### [Stored records]
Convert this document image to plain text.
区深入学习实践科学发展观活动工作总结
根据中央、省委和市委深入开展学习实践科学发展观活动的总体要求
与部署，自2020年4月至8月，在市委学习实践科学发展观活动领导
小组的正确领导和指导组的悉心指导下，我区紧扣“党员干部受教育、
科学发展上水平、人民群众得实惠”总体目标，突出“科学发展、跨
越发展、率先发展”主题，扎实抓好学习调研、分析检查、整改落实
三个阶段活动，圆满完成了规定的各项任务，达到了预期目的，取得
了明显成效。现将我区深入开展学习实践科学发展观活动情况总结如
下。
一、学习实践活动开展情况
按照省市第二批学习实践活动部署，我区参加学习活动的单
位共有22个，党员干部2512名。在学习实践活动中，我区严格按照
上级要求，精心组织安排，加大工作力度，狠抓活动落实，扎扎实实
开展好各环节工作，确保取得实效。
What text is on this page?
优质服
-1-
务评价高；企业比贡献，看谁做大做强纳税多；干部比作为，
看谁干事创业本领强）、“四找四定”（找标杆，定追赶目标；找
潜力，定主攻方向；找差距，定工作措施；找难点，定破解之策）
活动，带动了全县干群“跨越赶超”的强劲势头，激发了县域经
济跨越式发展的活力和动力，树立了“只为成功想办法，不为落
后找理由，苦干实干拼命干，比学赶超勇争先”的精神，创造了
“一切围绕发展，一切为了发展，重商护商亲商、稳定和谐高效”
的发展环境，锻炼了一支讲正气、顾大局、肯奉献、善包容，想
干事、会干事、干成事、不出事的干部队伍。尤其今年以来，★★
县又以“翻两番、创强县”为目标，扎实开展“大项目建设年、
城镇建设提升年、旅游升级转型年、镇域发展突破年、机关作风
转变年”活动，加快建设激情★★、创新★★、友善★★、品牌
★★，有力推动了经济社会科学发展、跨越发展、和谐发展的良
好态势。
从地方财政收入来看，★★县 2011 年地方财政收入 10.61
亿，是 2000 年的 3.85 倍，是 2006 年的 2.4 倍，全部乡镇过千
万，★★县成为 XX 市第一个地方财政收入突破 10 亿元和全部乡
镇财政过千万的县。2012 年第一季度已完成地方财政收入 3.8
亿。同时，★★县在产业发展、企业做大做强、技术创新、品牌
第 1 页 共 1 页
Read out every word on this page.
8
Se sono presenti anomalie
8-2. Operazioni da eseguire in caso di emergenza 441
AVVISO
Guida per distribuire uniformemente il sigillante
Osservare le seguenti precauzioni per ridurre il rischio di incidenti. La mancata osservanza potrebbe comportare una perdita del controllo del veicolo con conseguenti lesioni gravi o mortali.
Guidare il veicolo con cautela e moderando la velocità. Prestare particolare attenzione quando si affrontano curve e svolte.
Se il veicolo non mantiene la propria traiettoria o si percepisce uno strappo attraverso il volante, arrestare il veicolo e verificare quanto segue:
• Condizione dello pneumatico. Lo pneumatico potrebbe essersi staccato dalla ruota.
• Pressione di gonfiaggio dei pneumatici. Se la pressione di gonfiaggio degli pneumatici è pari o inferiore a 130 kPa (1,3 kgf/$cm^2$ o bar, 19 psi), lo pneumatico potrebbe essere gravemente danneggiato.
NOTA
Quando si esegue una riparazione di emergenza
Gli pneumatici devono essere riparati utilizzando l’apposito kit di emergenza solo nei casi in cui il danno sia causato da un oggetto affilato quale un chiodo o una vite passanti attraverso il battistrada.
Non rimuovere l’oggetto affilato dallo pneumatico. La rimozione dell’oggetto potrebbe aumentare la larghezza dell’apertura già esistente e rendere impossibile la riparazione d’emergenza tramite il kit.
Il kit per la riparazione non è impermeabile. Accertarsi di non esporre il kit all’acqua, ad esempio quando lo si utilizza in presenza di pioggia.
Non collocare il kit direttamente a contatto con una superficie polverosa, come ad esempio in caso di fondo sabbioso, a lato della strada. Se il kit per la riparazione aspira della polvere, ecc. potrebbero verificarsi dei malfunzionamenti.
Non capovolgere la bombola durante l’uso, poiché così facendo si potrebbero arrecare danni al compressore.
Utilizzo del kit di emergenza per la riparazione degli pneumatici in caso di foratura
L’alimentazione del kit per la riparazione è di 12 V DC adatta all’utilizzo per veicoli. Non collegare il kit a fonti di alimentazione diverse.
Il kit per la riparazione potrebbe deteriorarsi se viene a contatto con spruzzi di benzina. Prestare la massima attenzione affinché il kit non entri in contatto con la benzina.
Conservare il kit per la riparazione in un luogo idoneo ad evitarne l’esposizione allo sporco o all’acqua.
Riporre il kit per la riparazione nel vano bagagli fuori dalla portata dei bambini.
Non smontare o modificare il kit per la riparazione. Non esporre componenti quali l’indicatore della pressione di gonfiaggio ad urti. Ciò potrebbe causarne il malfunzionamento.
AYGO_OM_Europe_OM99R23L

### [Your instructions]
Reproduce each record exactly, leaving nothing out.

### [Result for this task]
Convert this document image to plain text.
区深入学习实践科学发展观活动工作总结
根据中央、省委和市委深入开展学习实践科学发展观活动的总体要求
与部署，自2020年4月至8月，在市委学习实践科学发展观活动领导
小组的正确领导和指导组的悉心指导下，我区紧扣“党员干部受教育、
科学发展上水平、人民群众得实惠”总体目标，突出“科学发展、跨
越发展、率先发展”主题，扎实抓好学习调研、分析检查、整改落实
三个阶段活动，圆满完成了规定的各项任务，达到了预期目的，取得
了明显成效。现将我区深入开展学习实践科学发展观活动情况总结如
下。
一、学习实践活动开展情况
按照省市第二批学习实践活动部署，我区参加学习活动的单
位共有22个，党员干部2512名。在学习实践活动中，我区严格按照
上级要求，精心组织安排，加大工作力度，狠抓活动落实，扎扎实实
开展好各环节工作，确保取得实效。
What text is on this page?
优质服
-1-
务评价高；企业比贡献，看谁做大做强纳税多；干部比作为，
看谁干事创业本领强）、“四找四定”（找标杆，定追赶目标；找
潜力，定主攻方向；找差距，定工作措施；找难点，定破解之策）
活动，带动了全县干群“跨越赶超”的强劲势头，激发了县域经
济跨越式发展的活力和动力，树立了“只为成功想办法，不为落
后找理由，苦干实干拼命干，比学赶超勇争先”的精神，创造了
“一切围绕发展，一切为了发展，重商护商亲商、稳定和谐高效”
的发展环境，锻炼了一支讲正气、顾大局、肯奉献、善包容，想
干事、会干事、干成事、不出事的干部队伍。尤其今年以来，★★
县又以“翻两番、创强县”为目标，扎实开展“大项目建设年、
城镇建设提升年、旅游升级转型年、镇域发展突破年、机关作风
转变年”活动，加快建设激情★★、创新★★、友善★★、品牌
★★，有力推动了经济社会科学发展、跨越发展、和谐发展的良
好态势。
从地方财政收入来看，★★县 2011 年地方财政收入 10.61
亿，是 2000 年的 3.85 倍，是 2006 年的 2.4 倍，全部乡镇过千
万，★★县成为 XX 市第一个地方财政收入突破 10 亿元和全部乡
镇财政过千万的县。2012 年第一季度已完成地方财政收入 3.8
亿。同时，★★县在产业发展、企业做大做强、技术创新、品牌
第 1 页 共 1 页
Read out every word on this page.
8
Se sono presenti anomalie
8-2. Operazioni da eseguire in caso di emergenza 441
AVVISO
Guida per distribuire uniformemente il sigillante
Osservare le seguenti precauzioni per ridurre il rischio di incidenti. La mancata osservanza potrebbe comportare una perdita del controllo del veicolo con conseguenti lesioni gravi o mortali.
Guidare il veicolo con cautela e moderando la velocità. Prestare particolare attenzione quando si affrontano curve e svolte.
Se il veicolo non mantiene la propria traiettoria o si percepisce uno strappo attraverso il volante, arrestare il veicolo e verificare quanto segue:
• Condizione dello pneumatico. Lo pneumatico potrebbe essersi staccato dalla ruota.
• Pressione di gonfiaggio dei pneumatici. Se la pressione di gonfiaggio degli pneumatici è pari o inferiore a 130 kPa (1,3 kgf/$cm^2$ o bar, 19 psi), lo pneumatico potrebbe essere gravemente danneggiato.
NOTA
Quando si esegue una riparazione di emergenza
Gli pneumatici devono essere riparati utilizzando l’apposito kit di emergenza solo nei casi in cui il danno sia causato da un oggetto affilato quale un chiodo o una vite passanti attraverso il battistrada.
Non rimuovere l’oggetto affilato dallo pneumatico. La rimozione dell’oggetto potrebbe aumentare la larghezza dell’apertura già esistente e rendere impossibile la riparazione d’emergenza tramite il kit.
Il kit per la riparazione non è impermeabile. Accertarsi di non esporre il kit all’acqua, ad esempio quando lo si utilizza in presenza di pioggia.
Non collocare il kit direttamente a contatto con una superficie polverosa, come ad esempio in caso di fondo sabbioso, a lato della strada. Se il kit per la riparazione aspira della polvere, ecc. potrebbero verificarsi dei malfunzionamenti.
Non capovolgere la bombola durante l’uso, poiché così facendo si potrebbero arrecare danni al compressore.
Utilizzo del kit di emergenza per la riparazione degli pneumatici in caso di foratura
L’alimentazione del kit per la riparazione è di 12 V DC adatta all’utilizzo per veicoli. Non collegare il kit a fonti di alimentazione diverse.
Il kit per la riparazione potrebbe deteriorarsi se viene a contatto con spruzzi di benzina. Prestare la massima attenzione affinché il kit non entri in contatto con la benzina.
Conservare il kit per la riparazione in un luogo idoneo ad evitarne l’esposizione allo sporco o all’acqua.
Riporre il kit per la riparazione nel vano bagagli fuori dalla portata dei bambini.
Non smontare o modificare il kit per la riparazione. Non esporre componenti quali l’indicatore della pressione di gonfiaggio ad urti. Ciò potrebbe causarne il malfunzionamento.
AYGO_OM_Europe_OM99R23L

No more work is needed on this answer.